**EXERCISE DETAILS**: Return every line in the rows below that contains the string "VBAT", matching case exactly.

--- start of RECORDS SHOWN ---

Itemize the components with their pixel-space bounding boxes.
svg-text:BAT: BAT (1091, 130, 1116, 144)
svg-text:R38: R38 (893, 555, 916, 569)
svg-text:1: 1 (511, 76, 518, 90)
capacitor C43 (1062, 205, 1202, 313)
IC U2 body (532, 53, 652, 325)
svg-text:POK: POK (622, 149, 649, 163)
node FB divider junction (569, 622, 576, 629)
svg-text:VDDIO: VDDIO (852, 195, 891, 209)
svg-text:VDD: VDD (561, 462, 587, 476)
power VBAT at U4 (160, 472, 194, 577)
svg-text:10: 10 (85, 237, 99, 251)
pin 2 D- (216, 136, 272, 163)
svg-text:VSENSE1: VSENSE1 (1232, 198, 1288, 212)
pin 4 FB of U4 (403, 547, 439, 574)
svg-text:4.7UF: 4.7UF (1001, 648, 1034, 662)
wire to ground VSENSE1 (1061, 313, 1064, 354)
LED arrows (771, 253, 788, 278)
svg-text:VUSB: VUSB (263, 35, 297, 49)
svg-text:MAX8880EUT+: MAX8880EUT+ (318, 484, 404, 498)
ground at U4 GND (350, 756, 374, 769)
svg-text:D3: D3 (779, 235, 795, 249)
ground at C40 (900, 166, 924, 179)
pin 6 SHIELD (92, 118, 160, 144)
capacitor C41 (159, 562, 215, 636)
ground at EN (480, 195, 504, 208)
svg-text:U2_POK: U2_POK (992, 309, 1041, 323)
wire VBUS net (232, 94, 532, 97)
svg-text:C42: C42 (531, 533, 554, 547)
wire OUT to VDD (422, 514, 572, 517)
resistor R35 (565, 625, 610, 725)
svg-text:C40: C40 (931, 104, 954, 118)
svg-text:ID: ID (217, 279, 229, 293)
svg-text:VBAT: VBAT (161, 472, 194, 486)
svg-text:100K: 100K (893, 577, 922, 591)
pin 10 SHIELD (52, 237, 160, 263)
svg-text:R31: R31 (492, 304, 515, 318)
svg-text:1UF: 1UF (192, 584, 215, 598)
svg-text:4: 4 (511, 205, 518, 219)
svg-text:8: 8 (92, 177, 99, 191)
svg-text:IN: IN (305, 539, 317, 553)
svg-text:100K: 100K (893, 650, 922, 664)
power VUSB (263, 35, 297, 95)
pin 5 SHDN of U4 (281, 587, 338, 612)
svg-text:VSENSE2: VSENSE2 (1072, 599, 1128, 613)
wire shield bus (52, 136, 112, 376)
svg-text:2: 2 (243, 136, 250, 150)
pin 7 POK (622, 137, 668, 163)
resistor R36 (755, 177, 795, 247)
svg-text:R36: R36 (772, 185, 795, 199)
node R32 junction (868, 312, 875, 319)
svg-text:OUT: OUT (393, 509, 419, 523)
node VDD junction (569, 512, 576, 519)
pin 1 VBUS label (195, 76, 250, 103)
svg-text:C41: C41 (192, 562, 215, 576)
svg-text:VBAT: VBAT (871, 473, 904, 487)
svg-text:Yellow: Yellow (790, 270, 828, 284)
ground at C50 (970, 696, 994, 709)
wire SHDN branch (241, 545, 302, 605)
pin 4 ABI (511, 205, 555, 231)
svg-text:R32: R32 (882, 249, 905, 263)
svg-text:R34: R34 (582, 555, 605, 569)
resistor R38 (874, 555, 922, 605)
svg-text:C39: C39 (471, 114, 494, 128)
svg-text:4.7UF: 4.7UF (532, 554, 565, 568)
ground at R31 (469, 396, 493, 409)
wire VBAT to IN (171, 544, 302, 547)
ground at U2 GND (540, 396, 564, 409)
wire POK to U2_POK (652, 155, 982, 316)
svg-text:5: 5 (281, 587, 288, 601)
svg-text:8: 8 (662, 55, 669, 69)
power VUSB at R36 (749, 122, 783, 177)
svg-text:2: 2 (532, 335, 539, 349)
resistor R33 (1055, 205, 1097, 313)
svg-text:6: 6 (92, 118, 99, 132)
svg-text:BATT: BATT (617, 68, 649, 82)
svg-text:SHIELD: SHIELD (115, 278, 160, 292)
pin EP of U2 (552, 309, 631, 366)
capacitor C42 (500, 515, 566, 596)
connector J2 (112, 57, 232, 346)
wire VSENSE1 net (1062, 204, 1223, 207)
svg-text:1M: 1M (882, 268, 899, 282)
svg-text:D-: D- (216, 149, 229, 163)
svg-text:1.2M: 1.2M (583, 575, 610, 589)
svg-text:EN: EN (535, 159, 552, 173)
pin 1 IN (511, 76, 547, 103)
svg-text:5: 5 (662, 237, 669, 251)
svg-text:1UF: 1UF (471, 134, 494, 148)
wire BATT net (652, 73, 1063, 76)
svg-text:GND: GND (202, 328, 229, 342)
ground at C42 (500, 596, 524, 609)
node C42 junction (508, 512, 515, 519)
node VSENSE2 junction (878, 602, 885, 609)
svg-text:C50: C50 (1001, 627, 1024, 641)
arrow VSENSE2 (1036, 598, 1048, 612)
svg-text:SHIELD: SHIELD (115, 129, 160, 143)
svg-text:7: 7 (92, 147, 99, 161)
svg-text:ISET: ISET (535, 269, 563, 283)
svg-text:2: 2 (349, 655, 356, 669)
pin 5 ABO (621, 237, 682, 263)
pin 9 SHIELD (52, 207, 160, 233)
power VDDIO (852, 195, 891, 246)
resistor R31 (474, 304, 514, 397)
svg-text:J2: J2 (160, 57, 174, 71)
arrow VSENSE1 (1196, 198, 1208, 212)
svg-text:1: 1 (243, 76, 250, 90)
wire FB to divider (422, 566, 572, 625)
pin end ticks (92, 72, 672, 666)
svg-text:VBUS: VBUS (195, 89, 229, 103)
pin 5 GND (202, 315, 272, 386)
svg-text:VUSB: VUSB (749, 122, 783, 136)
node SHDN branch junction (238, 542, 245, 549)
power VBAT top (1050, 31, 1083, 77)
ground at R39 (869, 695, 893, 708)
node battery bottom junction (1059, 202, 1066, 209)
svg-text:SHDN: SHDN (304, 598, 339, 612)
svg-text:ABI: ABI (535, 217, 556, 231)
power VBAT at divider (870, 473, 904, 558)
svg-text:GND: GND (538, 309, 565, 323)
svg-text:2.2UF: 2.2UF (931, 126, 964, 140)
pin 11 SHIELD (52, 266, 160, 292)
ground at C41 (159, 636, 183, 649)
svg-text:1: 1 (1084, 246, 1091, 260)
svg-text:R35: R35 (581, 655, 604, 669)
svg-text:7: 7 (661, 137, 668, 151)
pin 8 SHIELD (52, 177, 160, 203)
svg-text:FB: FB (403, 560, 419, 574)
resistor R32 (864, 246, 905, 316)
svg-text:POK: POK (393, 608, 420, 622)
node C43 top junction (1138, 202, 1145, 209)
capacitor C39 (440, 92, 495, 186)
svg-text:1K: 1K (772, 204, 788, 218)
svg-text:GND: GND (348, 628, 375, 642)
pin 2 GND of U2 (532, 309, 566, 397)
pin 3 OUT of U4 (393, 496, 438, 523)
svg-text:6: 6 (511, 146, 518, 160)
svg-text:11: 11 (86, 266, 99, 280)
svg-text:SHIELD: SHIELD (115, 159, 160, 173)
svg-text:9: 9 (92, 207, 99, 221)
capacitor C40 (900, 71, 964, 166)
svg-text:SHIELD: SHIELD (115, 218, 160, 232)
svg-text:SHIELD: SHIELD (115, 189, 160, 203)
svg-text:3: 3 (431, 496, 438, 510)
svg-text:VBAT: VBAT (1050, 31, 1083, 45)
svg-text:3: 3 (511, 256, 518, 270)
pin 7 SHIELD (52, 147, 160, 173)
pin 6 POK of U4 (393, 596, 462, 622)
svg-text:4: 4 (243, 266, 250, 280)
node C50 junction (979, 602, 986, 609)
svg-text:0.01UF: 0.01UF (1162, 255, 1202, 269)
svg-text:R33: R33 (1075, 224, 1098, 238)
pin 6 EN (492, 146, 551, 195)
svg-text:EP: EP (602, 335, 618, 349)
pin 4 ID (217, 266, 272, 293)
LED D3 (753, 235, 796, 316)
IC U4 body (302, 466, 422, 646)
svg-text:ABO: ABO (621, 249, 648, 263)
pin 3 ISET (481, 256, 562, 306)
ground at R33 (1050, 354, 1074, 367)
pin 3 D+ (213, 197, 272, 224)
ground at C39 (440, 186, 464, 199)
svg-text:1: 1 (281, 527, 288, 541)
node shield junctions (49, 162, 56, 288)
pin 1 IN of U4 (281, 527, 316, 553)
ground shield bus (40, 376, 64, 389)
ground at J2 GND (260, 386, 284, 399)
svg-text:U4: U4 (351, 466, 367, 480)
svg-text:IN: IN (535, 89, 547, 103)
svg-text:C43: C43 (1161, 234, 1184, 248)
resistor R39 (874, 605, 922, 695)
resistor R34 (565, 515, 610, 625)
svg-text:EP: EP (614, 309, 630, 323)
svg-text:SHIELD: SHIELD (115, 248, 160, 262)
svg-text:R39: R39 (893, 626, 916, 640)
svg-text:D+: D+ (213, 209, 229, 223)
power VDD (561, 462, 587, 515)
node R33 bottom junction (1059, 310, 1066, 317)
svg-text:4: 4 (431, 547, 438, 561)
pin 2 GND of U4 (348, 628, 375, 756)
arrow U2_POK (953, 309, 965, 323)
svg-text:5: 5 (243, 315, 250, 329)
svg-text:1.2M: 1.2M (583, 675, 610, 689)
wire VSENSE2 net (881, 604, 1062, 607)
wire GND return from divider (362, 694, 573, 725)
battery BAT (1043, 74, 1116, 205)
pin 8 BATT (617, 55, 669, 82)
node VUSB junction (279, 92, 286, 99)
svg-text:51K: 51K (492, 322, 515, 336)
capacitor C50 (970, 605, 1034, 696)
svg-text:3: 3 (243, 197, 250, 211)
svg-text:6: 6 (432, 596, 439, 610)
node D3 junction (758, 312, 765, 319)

--- end of RECORDS SHOWN ---

**RESULT OF THE TASK**:
power VBAT at U4 (160, 472, 194, 577)
svg-text:VBAT: VBAT (161, 472, 194, 486)
svg-text:VBAT: VBAT (871, 473, 904, 487)
wire VBAT to IN (171, 544, 302, 547)
power VBAT top (1050, 31, 1083, 77)
power VBAT at divider (870, 473, 904, 558)
svg-text:VBAT: VBAT (1050, 31, 1083, 45)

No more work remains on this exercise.